Only a Solution in Kashmir Will Bring Peace and Security to All of South Asia
India's human rights violations in Kashmir are systematic, deliberate, and officially sanctioned. India has never prosecuted even one of its 700,000 military and paramilitary personnel there for human rights abuses, and its laws grant legal immunity for any actions aimed at suppressing Kashmiri dissent or support for self-determination.
Information compiled by the London-based Amnesty International, New York-based Asia Watch, Boston-based Physicians for Human Rights and other human rights and humanitarian organizations establish the following:
A massive campaign of brutal oppression has been launched by the Indian army since January 1990. Various estimates are given of the death toll of civilians so far. Making due allowance for unintended exaggerations, the figure runs into tens of thousands. Countless individuals have been maimed and thousands of women molested and assaulted. Despite a faint murmur of protest in the international press, India has felt no pressure whatsoever to desist from its semi-genocidal campaign. Not a word of condemnation has been uttered at the United Nations; not even a call on India to cease and desist from committing its atrocities. This is not merely a case of passivity and inaction; in practical effect, it amounts to abetment and encouragement of murderous tyranny.

Extracted information:
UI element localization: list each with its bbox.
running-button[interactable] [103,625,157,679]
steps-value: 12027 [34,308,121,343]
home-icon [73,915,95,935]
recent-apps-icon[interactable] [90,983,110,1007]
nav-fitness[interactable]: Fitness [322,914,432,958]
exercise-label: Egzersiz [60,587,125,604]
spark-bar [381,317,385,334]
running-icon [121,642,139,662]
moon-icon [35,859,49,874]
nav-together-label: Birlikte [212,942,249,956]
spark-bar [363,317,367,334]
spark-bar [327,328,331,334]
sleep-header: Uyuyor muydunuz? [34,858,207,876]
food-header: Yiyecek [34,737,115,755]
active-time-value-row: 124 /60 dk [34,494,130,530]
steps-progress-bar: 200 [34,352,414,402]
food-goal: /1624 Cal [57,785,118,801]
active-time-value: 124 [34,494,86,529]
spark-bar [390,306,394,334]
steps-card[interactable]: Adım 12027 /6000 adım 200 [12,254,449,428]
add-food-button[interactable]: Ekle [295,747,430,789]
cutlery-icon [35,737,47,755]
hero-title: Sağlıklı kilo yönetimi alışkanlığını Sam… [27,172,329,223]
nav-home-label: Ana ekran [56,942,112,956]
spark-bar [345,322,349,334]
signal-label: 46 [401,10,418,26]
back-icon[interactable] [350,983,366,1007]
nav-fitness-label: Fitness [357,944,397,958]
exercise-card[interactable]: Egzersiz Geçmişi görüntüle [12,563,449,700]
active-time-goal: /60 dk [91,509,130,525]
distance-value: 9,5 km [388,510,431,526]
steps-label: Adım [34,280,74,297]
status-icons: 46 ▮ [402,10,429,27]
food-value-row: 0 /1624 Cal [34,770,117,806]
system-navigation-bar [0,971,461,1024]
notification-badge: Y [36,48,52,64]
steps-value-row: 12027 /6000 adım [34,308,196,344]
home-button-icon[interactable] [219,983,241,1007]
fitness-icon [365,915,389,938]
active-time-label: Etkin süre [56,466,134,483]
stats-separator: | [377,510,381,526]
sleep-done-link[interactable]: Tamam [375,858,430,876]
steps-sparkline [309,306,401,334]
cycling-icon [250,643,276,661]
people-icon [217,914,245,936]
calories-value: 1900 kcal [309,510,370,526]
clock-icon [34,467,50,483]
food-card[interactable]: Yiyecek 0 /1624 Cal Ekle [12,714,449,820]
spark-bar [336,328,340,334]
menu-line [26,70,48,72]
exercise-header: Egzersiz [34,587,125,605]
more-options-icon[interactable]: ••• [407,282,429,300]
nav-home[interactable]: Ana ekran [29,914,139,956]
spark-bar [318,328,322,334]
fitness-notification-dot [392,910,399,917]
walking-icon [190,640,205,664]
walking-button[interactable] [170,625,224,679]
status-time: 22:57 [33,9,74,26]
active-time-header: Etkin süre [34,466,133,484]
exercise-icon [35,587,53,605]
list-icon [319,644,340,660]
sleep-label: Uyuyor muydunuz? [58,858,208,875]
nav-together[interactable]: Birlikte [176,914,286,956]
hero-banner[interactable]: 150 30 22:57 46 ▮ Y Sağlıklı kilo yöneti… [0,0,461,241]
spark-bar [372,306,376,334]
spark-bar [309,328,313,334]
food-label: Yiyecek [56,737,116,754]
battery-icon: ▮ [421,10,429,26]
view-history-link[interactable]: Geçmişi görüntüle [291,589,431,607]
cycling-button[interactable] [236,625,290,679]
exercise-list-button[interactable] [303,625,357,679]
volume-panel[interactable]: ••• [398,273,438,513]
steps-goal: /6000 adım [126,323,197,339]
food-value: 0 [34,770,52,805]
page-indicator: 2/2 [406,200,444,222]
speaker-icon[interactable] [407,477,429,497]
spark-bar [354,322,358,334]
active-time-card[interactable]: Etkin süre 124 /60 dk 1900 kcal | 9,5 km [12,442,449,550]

Set problem: From the Kashmir passage above, copy out everything from "Only a Solution" down to "support for self-determination.", word for word.

Solution:
Only a Solution in Kashmir Will Bring Peace and Security to All of South Asia
India's human rights violations in Kashmir are systematic, deliberate, and officially sanctioned. India has never prosecuted even one of its 700,000 military and paramilitary personnel there for human rights abuses, and its laws grant legal immunity for any actions aimed at suppressing Kashmiri dissent or support for self-determination.